**Consignes:**
• a. Reproduisez intégralement et à l'identique le texte sur les brevets logiciels.
• b. Dans les enregistrements, transcrivez à l'identique le passage allant de la ligne contenant « y-tick-label: 0.00 [80,371,105,386] » jusqu'à la ligne contenant « x-tick-label: 1.50 [515,393,540,408] », ces deux lignes comprises, et rien d'autre.
──────── Page ────────
L'Europe est le plus important acteur du logiciel libre, ce qui représente
une alternative viable aux systèmes venu d'Outre-Atlantique, et est
à même de garantir notre indépendance dans des domaines
stratégiques.
Il faut savoir que les gens qui traitent les demandes de dépôt
de brevet ne sont pas toujours spécialistes des logiciels, donc qu'ils
ne sont pas toujours qualifiés pour juger de la nouveauté des
inventions. Or un brevet trivial, s'il est fondamentalement nuisible, est
aussi difficile à faire annuler compte tenu des coûts engendrés
par une procédure d'invalidation.
L'OEB a d'ores et déjà accepté plus de 30 000 brevets
logiciels, pour l'instant invalides. Plus de 80% de ceux-ci ont été
déposés par des sociétés américaines ou
japonaises. S'ils deviennent valides, vous pouvez imaginer ce qui va se passer.
Pour finir, voici une petite citation du communiqué
de presse des verts européens:
«Les députés britanniques et allemands (PSE et PPE),
en rejetant certains amendements, ont ignoré l'avis du Conseil économique
et social, de la commission industrie, de la commission culture, de 150 000
pétitionnaires, de 30 scientifiques et spécialistes du logiciel
européen ainsi que les 95% de réponses négatives que
la Commission européenne a reçu lors de sa consultation publique.»
──────── Données fournies ────────
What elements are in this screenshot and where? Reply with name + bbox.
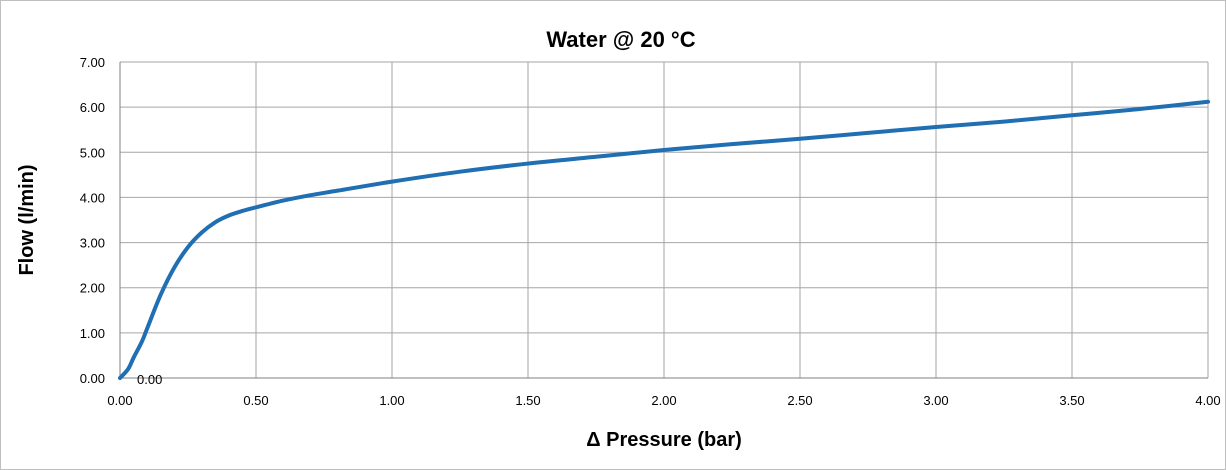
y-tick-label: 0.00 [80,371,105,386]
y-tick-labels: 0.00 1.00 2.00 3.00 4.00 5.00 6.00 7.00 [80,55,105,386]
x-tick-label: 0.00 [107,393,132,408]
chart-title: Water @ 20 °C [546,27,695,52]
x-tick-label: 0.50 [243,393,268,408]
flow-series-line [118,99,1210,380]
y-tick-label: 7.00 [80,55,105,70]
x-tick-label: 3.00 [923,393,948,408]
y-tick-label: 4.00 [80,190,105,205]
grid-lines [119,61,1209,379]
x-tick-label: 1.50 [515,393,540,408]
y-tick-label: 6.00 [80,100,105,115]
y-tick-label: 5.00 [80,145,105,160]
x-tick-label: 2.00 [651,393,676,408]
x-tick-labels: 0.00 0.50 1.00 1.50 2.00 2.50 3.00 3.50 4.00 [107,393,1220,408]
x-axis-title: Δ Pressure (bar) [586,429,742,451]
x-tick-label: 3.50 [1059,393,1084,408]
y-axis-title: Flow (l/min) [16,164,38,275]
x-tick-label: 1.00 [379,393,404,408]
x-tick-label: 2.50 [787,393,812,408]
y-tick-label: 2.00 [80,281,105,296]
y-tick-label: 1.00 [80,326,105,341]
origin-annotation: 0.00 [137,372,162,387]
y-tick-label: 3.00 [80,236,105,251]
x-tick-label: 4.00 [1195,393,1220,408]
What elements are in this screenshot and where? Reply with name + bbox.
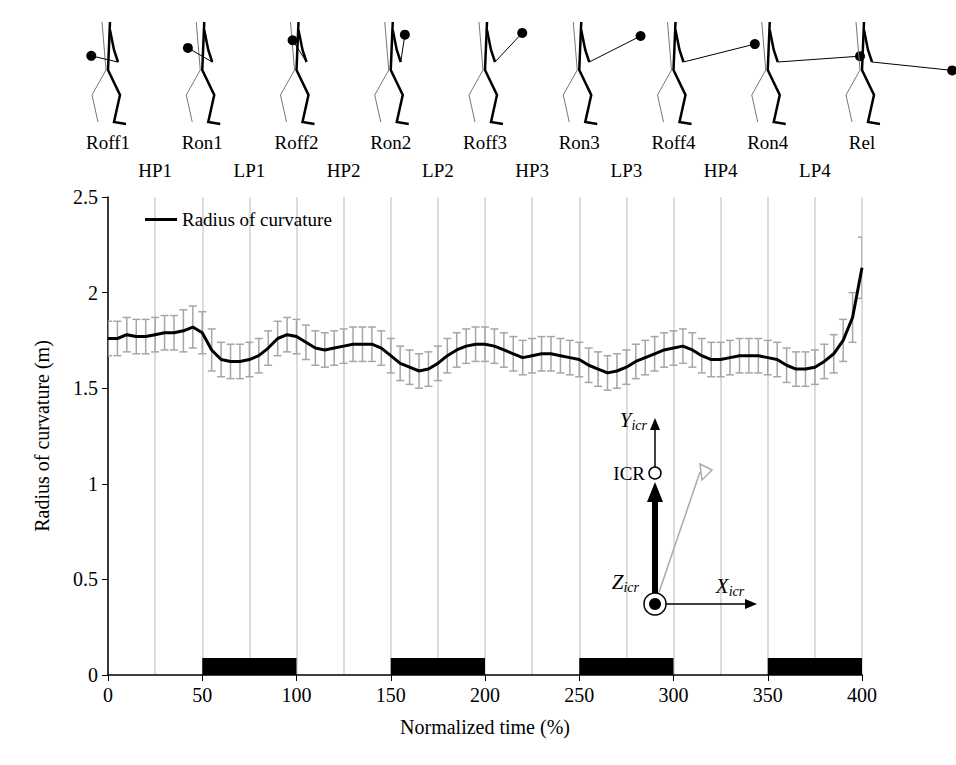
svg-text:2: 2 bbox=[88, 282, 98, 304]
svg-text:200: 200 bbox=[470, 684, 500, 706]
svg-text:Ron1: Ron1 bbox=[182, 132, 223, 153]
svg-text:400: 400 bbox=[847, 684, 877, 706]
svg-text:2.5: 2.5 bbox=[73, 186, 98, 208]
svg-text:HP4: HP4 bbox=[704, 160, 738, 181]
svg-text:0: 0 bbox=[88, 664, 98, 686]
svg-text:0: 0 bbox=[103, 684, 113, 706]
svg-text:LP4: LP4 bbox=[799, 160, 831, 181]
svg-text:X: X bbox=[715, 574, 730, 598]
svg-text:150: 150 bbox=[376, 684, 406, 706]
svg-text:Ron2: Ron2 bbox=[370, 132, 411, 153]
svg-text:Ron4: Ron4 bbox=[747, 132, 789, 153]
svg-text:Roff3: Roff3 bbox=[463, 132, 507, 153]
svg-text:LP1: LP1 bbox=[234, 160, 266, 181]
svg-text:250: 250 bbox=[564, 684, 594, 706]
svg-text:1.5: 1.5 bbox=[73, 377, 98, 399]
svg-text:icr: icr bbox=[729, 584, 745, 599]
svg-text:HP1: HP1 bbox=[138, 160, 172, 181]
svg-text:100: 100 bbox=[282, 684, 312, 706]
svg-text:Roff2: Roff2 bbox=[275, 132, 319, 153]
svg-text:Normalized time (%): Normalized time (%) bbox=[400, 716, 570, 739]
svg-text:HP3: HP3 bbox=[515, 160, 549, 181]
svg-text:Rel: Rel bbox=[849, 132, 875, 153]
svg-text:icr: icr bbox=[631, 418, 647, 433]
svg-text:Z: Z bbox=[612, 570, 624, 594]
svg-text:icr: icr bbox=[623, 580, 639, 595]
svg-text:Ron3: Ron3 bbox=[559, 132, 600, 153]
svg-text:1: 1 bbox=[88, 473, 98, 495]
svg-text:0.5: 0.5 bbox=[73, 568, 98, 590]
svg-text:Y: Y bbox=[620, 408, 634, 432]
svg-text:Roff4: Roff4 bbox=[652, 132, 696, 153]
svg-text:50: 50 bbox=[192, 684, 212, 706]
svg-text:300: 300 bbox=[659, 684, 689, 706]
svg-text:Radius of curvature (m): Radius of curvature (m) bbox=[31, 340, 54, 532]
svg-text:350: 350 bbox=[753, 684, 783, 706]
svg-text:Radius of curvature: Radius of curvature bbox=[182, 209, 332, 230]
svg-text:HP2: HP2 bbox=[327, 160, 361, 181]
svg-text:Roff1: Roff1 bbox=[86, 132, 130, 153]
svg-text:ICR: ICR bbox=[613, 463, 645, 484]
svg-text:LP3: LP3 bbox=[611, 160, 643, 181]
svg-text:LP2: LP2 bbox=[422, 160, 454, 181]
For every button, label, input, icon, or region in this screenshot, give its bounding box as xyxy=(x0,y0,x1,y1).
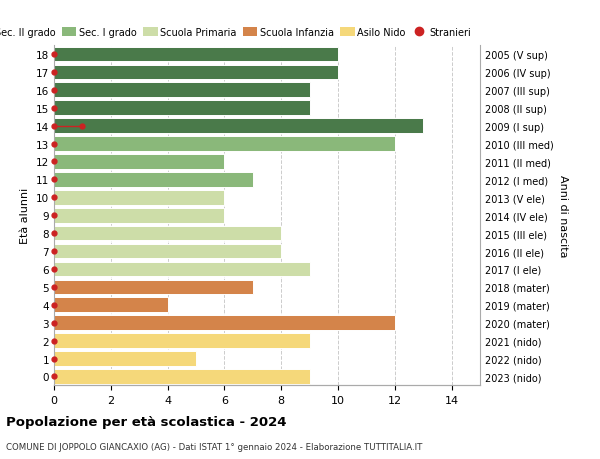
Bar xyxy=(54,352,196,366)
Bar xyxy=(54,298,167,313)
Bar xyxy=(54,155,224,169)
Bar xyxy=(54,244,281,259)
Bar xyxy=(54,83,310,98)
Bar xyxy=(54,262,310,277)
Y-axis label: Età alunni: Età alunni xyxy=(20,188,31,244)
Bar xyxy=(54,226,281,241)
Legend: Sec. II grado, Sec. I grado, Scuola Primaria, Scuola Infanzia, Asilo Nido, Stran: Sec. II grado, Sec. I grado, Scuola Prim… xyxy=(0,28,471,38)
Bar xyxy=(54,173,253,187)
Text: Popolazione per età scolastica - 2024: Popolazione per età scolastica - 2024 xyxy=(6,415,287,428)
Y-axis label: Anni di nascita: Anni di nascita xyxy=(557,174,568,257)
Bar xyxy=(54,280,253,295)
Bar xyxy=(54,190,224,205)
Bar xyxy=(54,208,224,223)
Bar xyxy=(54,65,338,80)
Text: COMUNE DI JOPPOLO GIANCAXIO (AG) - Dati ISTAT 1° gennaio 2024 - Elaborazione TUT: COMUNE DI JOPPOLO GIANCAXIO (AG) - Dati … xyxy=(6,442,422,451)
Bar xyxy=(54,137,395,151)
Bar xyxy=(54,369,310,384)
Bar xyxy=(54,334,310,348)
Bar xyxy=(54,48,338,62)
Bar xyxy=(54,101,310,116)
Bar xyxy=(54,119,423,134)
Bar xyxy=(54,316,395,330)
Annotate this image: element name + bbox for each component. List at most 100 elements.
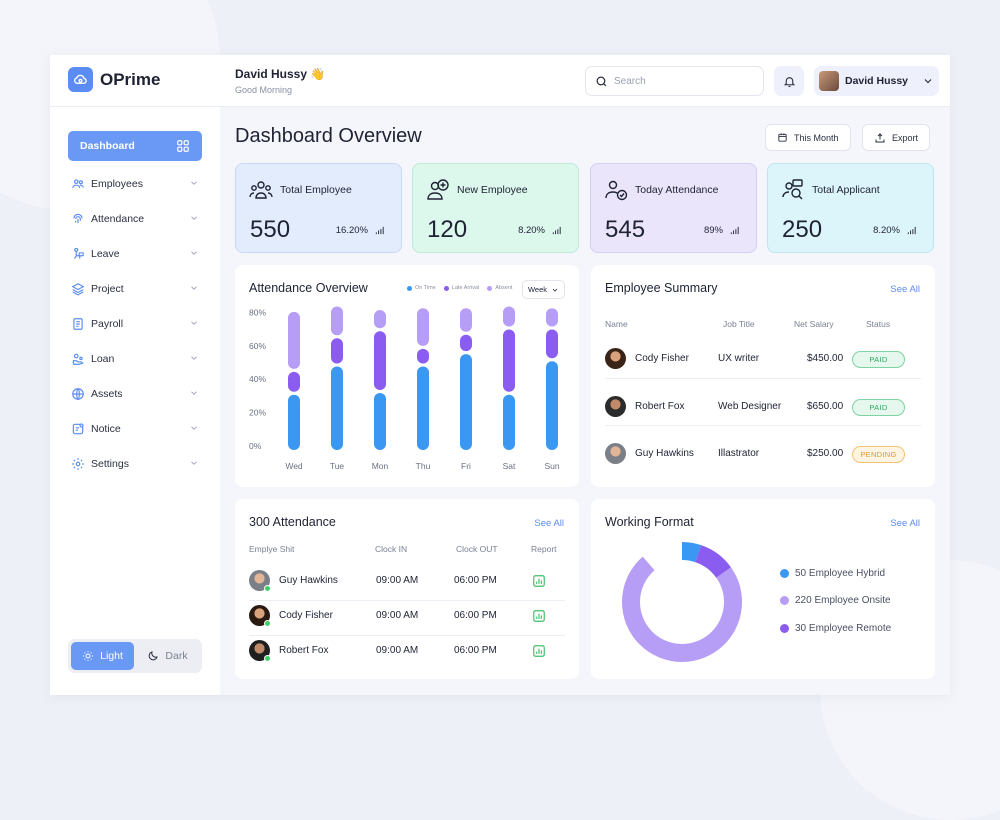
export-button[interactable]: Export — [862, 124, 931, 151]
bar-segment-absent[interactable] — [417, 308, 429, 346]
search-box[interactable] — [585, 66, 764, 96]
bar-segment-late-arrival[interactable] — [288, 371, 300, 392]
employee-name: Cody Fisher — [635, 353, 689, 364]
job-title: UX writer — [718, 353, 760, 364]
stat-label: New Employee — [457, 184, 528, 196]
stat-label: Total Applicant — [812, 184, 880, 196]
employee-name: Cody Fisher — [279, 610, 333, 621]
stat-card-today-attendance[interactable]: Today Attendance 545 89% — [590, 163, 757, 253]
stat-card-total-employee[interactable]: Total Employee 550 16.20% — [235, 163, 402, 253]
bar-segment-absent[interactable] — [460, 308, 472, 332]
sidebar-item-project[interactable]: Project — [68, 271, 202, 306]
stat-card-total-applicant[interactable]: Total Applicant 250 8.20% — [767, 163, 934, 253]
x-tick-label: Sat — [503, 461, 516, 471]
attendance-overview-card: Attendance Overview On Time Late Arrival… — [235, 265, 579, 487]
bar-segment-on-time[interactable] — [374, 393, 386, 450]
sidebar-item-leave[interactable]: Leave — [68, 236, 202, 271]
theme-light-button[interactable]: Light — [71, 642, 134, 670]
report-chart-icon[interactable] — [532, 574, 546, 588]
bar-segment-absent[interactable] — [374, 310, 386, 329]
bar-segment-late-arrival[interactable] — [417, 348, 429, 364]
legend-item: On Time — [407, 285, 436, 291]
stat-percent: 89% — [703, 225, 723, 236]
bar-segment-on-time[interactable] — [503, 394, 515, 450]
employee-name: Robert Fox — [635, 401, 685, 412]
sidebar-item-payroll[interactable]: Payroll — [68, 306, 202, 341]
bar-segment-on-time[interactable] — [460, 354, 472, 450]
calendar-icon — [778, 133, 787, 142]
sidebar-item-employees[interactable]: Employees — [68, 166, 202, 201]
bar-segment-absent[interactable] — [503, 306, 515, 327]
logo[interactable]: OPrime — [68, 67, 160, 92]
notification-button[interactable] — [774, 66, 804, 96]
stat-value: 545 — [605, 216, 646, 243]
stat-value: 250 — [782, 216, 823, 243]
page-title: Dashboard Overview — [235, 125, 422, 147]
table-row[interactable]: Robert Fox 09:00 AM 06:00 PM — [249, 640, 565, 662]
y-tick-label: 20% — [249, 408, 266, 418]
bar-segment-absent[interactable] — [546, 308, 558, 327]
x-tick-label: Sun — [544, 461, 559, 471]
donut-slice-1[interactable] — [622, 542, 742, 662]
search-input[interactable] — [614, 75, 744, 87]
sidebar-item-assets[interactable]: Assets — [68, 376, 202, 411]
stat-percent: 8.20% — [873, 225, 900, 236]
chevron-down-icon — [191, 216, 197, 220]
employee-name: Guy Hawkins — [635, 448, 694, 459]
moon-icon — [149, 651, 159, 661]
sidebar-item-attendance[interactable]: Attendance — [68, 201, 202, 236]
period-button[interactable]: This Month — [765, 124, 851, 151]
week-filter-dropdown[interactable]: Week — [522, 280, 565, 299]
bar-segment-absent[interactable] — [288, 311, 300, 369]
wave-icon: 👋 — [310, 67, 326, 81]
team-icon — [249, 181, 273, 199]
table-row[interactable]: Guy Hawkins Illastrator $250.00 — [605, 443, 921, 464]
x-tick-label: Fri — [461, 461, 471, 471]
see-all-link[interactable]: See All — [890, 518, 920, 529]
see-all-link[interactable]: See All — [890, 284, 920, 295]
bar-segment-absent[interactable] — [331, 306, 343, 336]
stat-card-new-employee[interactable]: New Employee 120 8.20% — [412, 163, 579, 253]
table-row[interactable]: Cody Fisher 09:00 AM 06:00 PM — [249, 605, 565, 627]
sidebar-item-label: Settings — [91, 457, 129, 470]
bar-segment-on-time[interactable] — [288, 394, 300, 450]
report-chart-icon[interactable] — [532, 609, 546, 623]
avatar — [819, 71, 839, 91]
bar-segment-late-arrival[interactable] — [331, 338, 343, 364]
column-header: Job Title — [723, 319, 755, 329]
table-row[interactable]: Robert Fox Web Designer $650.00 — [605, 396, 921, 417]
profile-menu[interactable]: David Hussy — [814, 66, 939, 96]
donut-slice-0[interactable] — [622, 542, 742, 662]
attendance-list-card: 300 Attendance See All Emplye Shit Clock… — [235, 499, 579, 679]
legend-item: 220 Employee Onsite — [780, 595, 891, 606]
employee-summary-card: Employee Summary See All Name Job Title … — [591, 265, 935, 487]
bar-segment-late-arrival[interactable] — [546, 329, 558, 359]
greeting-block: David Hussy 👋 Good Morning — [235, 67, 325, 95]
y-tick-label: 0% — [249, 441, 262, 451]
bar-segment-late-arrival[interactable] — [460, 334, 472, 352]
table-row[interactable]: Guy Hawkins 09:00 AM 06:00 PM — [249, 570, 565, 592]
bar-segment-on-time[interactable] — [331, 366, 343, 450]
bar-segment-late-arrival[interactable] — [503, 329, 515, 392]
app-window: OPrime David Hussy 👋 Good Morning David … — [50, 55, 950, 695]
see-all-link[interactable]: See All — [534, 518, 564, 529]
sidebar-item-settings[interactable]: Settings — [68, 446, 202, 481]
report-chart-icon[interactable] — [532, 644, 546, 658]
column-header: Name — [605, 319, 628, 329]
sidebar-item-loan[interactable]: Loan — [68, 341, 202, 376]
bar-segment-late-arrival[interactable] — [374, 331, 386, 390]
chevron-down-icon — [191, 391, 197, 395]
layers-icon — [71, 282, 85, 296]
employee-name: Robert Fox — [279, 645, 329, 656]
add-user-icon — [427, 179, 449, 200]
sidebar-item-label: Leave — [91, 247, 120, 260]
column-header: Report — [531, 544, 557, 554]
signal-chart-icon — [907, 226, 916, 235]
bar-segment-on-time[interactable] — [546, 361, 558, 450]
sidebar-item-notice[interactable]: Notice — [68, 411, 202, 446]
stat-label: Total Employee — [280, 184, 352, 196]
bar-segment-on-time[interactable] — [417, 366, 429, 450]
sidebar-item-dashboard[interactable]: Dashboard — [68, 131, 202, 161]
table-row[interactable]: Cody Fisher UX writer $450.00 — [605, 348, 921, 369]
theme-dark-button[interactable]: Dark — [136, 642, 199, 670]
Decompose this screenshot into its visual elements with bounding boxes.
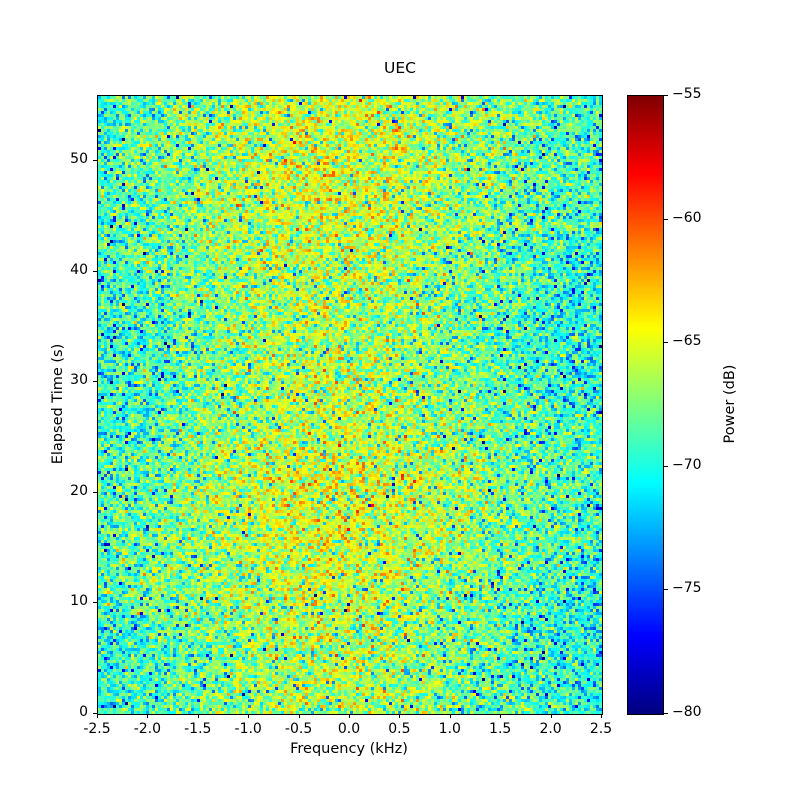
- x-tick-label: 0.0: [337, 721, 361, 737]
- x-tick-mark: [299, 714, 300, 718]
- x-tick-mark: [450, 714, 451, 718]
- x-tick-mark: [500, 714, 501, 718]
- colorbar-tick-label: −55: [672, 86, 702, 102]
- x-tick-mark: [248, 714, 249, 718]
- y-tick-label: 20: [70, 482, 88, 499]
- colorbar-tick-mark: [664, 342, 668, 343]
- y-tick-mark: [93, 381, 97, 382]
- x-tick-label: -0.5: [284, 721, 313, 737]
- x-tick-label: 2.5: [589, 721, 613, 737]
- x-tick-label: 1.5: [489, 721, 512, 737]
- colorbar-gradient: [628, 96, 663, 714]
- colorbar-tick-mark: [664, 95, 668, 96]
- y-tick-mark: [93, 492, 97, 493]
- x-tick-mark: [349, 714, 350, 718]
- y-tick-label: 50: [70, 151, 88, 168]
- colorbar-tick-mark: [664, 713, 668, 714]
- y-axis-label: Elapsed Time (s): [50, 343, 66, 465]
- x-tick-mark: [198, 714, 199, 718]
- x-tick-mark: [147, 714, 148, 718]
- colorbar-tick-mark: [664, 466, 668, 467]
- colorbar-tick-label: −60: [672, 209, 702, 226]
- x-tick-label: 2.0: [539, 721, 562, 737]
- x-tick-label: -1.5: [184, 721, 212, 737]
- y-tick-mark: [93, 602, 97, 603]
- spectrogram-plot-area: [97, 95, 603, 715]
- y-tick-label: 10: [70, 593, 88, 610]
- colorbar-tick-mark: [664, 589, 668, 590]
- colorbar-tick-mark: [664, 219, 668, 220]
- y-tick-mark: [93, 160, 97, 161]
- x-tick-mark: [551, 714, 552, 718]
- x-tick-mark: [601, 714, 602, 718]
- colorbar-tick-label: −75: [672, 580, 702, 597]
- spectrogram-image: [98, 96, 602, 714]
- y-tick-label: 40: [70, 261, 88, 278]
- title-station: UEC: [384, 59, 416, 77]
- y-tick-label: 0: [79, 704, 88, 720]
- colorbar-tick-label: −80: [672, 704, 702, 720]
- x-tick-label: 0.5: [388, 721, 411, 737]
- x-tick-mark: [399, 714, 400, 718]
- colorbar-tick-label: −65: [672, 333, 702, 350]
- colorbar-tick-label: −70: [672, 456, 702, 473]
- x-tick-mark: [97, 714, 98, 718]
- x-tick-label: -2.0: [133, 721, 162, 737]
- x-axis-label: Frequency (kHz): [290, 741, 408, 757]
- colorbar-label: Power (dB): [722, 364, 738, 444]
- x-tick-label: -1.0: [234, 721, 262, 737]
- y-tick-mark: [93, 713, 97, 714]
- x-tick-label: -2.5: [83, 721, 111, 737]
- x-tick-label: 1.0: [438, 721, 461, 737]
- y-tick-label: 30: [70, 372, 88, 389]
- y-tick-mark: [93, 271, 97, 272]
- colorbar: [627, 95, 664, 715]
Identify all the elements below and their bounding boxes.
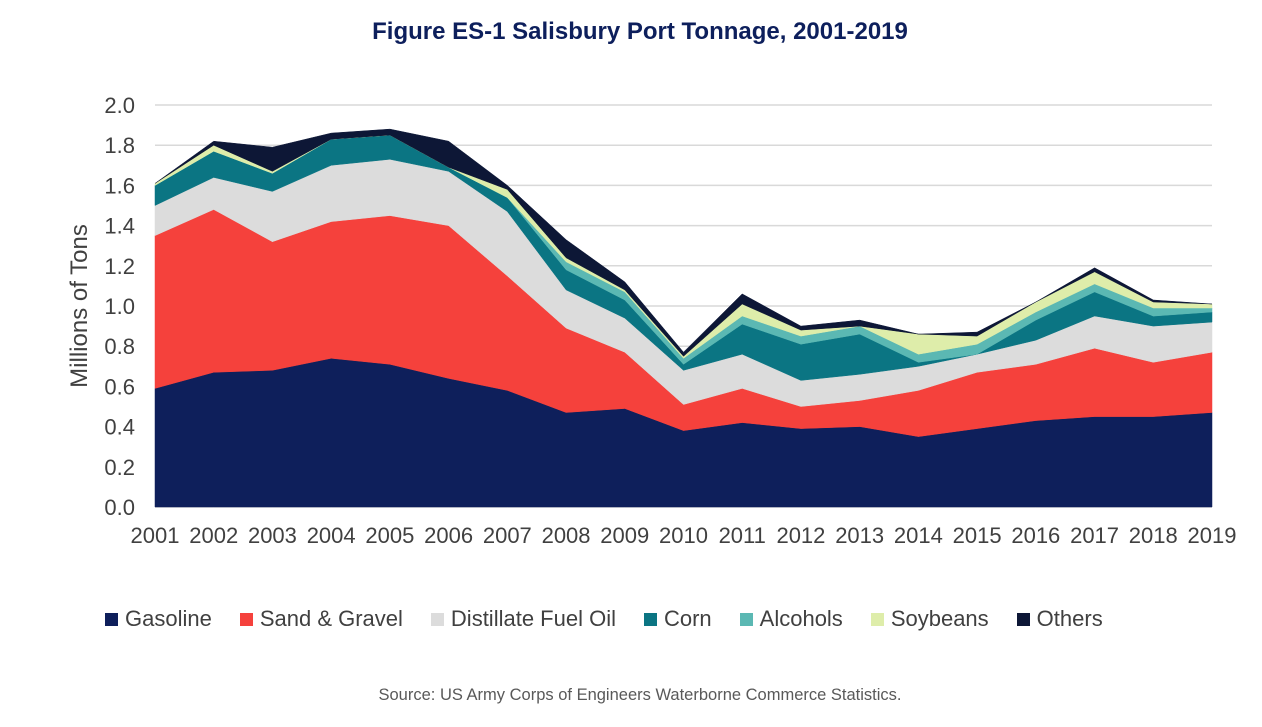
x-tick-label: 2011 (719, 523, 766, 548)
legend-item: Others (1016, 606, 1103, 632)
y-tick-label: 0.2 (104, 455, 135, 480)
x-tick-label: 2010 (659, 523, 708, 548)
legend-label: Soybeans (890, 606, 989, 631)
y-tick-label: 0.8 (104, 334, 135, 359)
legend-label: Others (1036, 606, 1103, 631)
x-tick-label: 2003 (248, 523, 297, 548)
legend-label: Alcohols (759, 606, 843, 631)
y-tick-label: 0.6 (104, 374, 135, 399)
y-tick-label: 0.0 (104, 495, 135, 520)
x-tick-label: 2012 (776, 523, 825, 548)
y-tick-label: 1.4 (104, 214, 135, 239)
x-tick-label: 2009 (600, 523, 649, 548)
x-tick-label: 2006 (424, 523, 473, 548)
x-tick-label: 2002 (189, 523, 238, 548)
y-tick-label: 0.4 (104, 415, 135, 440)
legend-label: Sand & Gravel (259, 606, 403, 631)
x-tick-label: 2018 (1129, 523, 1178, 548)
────────
**Réponses:**
• a.
L'Europe est le plus important acteur du logiciel libre, ce qui représente
une alternative viable aux systèmes venu d'Outre-Atlantique, et est
à même de garantir notre indépendance dans des domaines
stratégiques.
Il faut savoir que les gens qui traitent les demandes de dépôt
de brevet ne sont pas toujours spécialistes des logiciels, donc qu'ils
ne sont pas toujours qualifiés pour juger de la nouveauté des
inventions. Or un brevet trivial, s'il est fondamentalement nuisible, est
aussi difficile à faire annuler compte tenu des coûts engendrés
par une procédure d'invalidation.
L'OEB a d'ores et déjà accepté plus de 30 000 brevets
logiciels, pour l'instant invalides. Plus de 80% de ceux-ci ont été
déposés par des sociétés américaines ou
japonaises. S'ils deviennent valides, vous pouvez imaginer ce qui va se passer.
Pour finir, voici une petite citation du communiqué
de presse des verts européens:
«Les députés britanniques et allemands (PSE et PPE),
en rejetant certains amendements, ont ignoré l'avis du Conseil économique
et social, de la commission industrie, de la commission culture, de 150 000
pétitionnaires, de 30 scientifiques et spécialistes du logiciel
européen ainsi que les 95% de réponses négatives que
la Commission européenne a reçu lors de sa consultation publique.»

• b.
y-tick-label: 0.00 [80,371,105,386]
y-tick-labels: 0.00 1.00 2.00 3.00 4.00 5.00 6.00 7.00 [80,55,105,386]
x-tick-label: 0.00 [107,393,132,408]
chart-title: Water @ 20 °C [546,27,695,52]
x-tick-label: 0.50 [243,393,268,408]
flow-series-line [118,99,1210,380]
y-tick-label: 7.00 [80,55,105,70]
x-tick-label: 3.00 [923,393,948,408]
y-tick-label: 4.00 [80,190,105,205]
grid-lines [119,61,1209,379]
x-tick-label: 1.50 [515,393,540,408]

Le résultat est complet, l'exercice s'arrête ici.